**Aim**. Pick out the lines in the listing below that contain the word "JSON" and copy them.

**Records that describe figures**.
(begin)
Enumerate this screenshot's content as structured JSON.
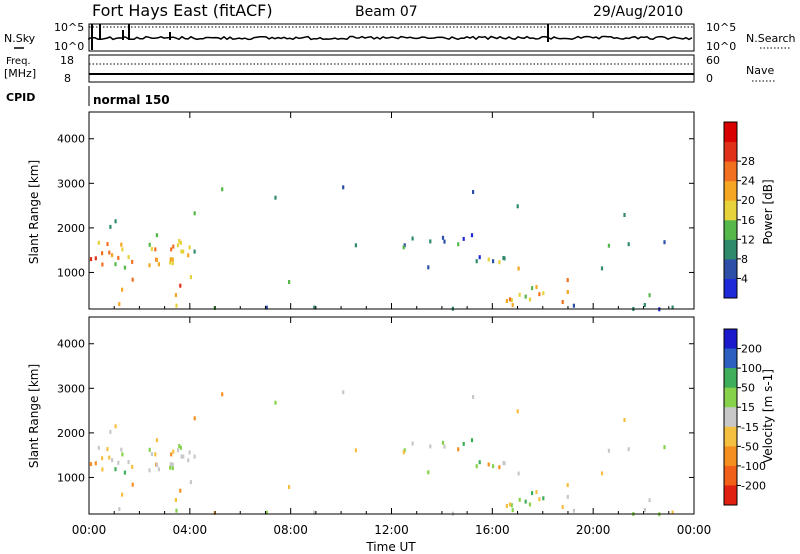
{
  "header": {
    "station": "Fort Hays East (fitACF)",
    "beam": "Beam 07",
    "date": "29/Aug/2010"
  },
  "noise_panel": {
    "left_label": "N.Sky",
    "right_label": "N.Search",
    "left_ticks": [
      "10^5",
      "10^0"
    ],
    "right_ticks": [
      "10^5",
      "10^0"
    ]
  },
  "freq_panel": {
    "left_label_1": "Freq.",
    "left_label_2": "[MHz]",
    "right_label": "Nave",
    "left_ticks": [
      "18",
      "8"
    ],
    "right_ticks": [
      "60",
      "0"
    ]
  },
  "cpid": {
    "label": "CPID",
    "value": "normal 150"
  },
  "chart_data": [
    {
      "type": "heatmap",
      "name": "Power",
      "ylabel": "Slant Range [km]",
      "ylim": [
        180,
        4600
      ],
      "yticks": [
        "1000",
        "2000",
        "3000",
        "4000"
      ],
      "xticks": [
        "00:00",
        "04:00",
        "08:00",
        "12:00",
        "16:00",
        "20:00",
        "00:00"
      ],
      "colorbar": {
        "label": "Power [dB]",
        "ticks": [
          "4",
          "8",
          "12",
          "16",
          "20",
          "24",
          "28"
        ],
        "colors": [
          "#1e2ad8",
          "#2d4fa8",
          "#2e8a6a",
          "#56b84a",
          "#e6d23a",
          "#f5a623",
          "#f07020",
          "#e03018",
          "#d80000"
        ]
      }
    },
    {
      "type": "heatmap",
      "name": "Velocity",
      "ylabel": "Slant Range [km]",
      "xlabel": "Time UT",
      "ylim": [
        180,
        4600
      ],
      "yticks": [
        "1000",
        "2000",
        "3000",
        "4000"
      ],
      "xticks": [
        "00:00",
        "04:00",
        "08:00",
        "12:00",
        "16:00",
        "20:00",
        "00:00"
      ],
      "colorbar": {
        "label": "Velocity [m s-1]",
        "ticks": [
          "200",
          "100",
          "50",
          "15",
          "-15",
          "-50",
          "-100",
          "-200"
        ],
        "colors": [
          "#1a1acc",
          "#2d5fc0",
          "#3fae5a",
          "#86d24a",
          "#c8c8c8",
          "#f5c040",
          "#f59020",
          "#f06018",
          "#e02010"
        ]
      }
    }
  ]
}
(end)
(begin)
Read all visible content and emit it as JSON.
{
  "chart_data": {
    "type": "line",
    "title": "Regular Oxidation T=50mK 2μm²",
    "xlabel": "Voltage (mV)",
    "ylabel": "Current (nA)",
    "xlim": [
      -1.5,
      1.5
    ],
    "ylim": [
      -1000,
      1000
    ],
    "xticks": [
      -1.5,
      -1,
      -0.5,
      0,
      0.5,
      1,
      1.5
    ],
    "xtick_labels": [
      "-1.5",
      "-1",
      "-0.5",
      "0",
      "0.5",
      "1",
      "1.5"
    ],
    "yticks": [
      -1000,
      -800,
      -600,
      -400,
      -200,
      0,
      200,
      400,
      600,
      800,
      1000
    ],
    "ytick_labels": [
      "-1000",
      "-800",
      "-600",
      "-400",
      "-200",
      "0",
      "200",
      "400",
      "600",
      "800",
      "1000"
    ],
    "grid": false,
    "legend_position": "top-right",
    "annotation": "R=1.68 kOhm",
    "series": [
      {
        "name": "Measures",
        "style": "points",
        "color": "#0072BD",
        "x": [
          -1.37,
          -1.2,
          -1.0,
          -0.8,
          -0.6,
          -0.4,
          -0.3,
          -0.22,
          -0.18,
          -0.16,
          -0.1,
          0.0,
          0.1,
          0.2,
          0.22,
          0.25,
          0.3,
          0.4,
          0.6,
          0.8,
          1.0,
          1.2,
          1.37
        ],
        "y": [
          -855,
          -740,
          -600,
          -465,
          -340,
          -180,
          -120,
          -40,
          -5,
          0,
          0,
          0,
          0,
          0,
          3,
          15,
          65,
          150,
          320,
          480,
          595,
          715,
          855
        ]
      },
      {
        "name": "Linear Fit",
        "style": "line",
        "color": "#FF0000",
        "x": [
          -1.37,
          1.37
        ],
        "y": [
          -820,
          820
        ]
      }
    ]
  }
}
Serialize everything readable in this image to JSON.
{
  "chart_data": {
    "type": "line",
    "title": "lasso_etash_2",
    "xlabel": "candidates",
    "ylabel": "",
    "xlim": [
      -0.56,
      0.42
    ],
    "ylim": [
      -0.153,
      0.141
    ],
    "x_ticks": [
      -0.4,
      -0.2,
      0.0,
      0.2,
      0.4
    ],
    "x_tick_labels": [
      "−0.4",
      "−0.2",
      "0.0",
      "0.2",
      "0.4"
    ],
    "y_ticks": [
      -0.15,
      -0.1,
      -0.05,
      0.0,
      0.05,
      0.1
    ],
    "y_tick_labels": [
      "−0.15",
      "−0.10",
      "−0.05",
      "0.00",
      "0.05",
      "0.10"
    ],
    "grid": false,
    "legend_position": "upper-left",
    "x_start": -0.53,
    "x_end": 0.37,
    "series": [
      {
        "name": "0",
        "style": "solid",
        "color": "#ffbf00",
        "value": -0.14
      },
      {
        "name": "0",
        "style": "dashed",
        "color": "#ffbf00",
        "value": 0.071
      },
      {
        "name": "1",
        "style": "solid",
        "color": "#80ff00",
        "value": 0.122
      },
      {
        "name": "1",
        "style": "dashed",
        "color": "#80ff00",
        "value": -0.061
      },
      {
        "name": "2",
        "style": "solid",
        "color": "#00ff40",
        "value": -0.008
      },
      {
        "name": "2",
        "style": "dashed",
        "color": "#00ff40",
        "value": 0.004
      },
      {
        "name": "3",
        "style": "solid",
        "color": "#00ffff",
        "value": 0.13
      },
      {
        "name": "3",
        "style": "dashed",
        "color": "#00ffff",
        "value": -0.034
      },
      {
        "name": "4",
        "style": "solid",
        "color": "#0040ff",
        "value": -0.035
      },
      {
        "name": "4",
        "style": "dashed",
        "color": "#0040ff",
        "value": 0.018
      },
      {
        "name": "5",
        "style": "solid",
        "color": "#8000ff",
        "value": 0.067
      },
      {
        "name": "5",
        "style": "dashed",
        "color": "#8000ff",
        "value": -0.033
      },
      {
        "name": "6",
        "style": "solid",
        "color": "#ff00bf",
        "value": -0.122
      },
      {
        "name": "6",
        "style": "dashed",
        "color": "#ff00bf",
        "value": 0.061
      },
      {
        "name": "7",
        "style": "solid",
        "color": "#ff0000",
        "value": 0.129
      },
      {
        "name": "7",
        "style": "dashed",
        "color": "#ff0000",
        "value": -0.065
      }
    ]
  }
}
(end)
**Task output**.
Enumerate this screenshot's content as structured JSON.
Read all visible content and emit it as JSON.
Serialize everything readable in this image to JSON.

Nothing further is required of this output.